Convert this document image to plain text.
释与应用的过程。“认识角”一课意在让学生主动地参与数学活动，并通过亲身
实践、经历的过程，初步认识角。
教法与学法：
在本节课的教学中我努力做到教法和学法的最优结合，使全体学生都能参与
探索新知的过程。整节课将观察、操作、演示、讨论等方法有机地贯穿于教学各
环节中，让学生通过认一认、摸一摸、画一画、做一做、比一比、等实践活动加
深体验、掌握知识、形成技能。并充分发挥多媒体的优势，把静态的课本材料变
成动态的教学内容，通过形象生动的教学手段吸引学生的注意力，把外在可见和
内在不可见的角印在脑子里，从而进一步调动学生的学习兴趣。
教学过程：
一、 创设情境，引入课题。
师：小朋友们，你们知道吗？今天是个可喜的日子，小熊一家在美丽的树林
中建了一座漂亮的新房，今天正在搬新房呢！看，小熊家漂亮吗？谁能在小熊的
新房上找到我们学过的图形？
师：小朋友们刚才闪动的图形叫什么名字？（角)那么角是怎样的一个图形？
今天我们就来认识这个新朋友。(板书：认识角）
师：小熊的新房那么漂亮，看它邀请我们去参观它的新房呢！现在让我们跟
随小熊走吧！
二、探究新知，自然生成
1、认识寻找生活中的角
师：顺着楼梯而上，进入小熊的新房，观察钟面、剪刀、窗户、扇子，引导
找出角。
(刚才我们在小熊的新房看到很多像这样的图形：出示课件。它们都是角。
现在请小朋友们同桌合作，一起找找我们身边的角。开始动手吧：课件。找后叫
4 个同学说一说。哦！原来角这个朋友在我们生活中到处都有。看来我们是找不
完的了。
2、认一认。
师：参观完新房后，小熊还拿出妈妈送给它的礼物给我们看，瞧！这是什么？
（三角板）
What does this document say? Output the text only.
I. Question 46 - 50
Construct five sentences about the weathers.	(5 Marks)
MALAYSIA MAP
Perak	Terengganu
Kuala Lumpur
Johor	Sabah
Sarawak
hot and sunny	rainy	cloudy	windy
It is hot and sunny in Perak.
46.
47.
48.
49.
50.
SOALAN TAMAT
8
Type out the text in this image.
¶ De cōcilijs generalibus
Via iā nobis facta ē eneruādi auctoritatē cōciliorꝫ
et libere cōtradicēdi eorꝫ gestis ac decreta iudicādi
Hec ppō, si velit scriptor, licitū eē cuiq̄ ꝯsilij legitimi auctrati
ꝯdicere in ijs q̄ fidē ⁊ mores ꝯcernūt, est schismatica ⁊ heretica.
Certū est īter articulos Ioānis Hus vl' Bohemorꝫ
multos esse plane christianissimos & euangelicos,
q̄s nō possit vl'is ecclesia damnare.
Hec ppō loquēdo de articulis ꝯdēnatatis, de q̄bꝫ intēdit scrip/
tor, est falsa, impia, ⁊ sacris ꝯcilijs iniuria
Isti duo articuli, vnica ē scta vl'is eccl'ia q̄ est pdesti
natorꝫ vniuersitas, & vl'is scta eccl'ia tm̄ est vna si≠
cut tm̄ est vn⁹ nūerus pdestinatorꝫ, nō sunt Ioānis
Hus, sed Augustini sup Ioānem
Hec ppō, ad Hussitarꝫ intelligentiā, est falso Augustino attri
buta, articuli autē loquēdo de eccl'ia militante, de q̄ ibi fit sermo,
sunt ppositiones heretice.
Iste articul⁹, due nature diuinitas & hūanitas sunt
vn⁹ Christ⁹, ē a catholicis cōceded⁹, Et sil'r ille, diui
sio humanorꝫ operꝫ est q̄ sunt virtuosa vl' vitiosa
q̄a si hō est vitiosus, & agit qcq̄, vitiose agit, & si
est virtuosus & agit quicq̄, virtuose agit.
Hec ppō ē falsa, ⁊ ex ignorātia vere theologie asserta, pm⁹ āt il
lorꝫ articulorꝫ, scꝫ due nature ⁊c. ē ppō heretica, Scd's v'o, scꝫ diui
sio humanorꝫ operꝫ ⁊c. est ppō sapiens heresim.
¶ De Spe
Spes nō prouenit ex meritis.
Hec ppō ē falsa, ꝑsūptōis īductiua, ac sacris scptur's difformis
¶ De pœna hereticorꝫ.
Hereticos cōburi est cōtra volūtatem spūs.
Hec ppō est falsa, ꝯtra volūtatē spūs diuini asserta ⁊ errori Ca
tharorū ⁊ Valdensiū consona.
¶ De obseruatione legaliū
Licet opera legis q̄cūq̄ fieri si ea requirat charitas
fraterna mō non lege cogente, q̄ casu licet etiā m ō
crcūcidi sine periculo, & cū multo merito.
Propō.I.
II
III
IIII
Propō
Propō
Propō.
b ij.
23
= = =
Return each line where "nature" shows up.

ANSWER TO THE EXERCISE:
Iste articul⁹, due nature diuinitas & hūanitas sunt
lorꝫ articulorꝫ, scꝫ due nature ⁊c. ē ppō heretica, Scd's v'o, scꝫ diui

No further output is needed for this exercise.